[start of PROVIDED ENTRIES]
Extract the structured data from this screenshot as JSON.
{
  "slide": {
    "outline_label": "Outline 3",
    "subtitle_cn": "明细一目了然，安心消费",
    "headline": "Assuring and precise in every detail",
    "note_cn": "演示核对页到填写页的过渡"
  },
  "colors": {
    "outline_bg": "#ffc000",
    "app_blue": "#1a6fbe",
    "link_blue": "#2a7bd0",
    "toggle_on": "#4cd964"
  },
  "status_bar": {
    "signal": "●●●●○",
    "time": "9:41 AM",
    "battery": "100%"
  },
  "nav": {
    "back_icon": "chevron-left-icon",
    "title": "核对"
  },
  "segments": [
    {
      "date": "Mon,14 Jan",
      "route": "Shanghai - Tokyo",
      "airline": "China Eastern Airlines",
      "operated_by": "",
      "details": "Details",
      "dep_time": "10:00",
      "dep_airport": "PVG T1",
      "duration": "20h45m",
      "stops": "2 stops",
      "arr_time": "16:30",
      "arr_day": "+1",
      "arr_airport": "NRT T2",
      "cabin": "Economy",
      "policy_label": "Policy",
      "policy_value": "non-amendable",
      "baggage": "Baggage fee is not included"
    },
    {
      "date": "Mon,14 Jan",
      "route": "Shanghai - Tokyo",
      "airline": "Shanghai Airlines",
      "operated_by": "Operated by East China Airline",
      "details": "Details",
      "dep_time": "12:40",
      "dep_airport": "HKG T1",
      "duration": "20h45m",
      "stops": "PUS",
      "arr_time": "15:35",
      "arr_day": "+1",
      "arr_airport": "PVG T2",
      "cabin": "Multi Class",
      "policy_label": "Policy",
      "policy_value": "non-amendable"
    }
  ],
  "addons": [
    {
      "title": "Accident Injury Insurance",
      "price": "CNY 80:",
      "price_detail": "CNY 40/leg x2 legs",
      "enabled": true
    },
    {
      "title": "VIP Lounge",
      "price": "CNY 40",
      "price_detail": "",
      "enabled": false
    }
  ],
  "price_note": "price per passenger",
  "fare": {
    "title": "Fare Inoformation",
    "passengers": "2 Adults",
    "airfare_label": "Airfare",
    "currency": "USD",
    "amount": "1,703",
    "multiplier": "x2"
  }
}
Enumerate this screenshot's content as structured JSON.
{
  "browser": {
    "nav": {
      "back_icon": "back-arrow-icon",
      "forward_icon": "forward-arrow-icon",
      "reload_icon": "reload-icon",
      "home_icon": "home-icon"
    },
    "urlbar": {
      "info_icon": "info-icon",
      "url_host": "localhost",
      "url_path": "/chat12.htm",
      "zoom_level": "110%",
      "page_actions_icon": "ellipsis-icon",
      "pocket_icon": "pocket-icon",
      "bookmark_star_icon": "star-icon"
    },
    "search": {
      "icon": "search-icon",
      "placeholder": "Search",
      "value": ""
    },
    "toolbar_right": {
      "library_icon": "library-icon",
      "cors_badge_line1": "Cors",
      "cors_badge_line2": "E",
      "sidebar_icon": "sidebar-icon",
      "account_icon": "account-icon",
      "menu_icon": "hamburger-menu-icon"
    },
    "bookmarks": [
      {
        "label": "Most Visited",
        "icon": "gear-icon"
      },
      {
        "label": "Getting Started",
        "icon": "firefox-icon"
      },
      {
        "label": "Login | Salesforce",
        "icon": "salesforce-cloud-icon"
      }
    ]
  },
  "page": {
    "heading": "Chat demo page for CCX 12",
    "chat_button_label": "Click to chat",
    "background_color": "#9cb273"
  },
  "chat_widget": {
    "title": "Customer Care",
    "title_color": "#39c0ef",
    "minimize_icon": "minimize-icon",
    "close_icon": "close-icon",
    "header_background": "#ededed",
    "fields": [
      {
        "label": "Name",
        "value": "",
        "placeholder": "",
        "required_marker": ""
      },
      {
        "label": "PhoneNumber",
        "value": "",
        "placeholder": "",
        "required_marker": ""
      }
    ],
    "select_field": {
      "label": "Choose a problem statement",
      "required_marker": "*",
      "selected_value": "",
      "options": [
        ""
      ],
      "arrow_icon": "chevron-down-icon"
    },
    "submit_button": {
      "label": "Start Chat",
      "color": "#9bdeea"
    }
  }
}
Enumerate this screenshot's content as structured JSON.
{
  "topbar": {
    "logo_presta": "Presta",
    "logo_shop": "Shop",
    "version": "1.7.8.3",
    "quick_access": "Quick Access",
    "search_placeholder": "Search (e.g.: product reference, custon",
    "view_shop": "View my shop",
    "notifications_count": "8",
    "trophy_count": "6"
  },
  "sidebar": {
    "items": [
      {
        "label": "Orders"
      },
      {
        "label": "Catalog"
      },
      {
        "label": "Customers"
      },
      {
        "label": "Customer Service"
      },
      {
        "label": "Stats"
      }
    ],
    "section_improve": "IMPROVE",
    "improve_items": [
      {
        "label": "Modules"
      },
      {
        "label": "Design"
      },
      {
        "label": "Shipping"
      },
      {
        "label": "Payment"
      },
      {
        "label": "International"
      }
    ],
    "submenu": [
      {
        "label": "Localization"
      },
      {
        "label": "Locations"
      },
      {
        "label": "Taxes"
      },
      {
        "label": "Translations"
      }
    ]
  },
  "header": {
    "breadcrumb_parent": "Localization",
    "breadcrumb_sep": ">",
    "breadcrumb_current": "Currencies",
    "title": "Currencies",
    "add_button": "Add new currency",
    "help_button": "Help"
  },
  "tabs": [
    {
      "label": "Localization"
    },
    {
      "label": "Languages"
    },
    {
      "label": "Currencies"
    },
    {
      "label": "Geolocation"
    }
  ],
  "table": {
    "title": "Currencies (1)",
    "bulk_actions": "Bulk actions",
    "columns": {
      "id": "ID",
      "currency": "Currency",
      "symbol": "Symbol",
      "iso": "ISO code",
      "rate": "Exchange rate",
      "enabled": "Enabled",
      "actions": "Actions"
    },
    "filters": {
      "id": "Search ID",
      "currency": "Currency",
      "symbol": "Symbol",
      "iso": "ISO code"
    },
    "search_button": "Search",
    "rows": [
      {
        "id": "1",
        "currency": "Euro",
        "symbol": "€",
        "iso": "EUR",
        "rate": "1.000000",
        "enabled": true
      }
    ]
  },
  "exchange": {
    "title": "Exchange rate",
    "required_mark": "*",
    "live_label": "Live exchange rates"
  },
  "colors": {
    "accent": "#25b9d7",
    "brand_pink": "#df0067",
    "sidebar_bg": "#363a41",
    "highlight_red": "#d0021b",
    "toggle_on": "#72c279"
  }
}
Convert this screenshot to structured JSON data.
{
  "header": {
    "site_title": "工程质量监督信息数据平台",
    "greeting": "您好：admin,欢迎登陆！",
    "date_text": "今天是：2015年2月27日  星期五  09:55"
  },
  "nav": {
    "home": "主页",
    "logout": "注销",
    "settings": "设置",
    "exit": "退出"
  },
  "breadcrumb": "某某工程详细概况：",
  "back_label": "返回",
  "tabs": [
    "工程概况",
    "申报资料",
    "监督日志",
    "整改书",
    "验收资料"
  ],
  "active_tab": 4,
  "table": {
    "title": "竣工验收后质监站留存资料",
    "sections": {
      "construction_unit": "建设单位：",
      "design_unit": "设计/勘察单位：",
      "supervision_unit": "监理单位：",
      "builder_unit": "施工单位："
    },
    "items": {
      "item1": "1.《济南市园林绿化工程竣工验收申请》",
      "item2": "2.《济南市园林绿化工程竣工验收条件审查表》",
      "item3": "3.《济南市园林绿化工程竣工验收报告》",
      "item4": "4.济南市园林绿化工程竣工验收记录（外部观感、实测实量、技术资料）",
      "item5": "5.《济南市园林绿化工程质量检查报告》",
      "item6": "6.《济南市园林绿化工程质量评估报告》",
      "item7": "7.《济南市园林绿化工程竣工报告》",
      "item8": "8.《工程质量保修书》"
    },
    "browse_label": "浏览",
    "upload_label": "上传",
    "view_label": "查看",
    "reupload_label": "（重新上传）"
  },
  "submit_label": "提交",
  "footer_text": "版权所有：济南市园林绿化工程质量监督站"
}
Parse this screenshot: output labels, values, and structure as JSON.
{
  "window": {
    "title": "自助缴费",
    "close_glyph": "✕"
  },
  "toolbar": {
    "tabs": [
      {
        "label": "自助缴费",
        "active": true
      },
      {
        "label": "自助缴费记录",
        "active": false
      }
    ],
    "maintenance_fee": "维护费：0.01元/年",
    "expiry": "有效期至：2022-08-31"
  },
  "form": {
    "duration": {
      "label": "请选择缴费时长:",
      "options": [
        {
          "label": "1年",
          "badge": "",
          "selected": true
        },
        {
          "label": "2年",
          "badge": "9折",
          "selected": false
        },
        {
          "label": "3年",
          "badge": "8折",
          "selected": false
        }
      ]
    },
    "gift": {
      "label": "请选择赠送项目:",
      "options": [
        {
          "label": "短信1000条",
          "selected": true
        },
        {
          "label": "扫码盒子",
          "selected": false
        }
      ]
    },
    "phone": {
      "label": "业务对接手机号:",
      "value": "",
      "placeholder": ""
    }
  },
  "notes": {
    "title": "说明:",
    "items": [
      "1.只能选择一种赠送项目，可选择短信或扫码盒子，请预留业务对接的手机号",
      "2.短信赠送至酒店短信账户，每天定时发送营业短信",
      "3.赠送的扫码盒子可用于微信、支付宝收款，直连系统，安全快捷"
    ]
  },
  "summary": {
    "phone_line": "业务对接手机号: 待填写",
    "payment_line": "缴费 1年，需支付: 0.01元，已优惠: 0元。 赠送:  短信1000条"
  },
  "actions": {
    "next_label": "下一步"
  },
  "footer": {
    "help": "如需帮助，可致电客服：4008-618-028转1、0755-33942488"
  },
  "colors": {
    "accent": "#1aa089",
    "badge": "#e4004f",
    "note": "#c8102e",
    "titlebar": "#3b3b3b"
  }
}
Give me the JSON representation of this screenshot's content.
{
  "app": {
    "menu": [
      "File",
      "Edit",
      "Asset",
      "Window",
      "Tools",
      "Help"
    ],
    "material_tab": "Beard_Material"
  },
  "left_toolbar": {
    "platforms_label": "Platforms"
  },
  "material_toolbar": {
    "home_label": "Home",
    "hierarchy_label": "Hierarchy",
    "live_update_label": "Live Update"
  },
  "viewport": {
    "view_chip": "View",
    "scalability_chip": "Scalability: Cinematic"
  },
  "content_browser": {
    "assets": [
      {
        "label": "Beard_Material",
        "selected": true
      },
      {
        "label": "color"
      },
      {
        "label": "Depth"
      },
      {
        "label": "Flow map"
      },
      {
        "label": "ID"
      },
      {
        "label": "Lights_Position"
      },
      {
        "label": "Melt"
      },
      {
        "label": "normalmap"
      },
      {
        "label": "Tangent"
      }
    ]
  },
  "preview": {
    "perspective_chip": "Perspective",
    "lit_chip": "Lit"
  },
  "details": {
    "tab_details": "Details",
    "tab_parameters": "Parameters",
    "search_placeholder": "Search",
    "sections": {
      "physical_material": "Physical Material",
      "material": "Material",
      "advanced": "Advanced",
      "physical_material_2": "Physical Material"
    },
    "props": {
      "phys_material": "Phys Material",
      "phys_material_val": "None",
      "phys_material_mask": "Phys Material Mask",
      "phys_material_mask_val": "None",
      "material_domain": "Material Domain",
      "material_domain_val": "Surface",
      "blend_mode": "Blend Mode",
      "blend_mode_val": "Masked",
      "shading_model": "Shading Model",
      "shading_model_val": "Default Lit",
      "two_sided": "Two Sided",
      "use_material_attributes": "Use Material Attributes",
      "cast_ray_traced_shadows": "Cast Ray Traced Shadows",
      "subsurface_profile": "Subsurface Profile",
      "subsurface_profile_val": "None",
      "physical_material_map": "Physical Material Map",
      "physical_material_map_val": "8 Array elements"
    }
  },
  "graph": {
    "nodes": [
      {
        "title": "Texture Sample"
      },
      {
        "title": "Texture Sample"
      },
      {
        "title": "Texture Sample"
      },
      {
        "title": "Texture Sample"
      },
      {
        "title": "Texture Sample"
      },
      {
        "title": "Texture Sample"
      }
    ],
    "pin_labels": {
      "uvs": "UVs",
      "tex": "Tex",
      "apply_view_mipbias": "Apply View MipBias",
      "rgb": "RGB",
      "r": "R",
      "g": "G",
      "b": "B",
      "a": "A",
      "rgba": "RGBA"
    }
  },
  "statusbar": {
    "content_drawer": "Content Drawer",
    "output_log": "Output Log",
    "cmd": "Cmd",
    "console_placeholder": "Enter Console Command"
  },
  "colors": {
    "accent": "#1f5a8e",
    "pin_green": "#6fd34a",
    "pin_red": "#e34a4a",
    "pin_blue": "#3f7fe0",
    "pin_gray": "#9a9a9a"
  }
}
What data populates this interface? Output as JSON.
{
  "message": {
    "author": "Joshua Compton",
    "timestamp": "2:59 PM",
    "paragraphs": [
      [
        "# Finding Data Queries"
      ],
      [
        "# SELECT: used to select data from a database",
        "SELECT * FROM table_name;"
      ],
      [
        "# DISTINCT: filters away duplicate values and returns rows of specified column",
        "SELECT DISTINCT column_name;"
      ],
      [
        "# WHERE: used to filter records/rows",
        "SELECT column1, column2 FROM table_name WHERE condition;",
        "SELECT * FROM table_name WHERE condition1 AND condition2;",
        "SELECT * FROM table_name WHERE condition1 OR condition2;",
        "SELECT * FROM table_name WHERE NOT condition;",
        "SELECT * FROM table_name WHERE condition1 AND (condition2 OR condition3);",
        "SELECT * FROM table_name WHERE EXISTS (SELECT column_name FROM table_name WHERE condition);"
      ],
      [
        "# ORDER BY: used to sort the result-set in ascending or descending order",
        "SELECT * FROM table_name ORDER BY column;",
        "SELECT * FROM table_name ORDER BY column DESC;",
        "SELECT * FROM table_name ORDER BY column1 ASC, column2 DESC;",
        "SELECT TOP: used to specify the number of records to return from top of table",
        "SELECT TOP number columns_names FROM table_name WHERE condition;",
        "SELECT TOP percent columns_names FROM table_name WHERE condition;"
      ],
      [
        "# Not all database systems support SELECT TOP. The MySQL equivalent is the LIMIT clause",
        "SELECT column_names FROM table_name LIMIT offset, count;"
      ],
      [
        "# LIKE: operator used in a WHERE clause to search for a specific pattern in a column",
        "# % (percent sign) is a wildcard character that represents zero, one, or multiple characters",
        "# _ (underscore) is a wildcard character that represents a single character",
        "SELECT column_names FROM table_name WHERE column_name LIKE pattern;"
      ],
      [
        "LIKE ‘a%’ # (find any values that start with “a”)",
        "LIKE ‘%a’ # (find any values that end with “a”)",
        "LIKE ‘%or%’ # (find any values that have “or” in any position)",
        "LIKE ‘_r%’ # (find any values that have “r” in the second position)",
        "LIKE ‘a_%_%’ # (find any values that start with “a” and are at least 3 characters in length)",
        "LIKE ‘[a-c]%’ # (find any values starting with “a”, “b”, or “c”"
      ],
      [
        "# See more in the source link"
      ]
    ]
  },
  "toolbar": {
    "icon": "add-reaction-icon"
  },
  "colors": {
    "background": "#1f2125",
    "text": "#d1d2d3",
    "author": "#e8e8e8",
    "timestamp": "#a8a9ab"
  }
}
[end of PROVIDED ENTRIES]
* **THE PROBLEM**: For each line above that contains the word "database", copy that line.

* **FINISHED EXERCISE**:
        "# SELECT: used to select data from a database",
        "# Not all database systems support SELECT TOP. The MySQL equivalent is the LIMIT clause",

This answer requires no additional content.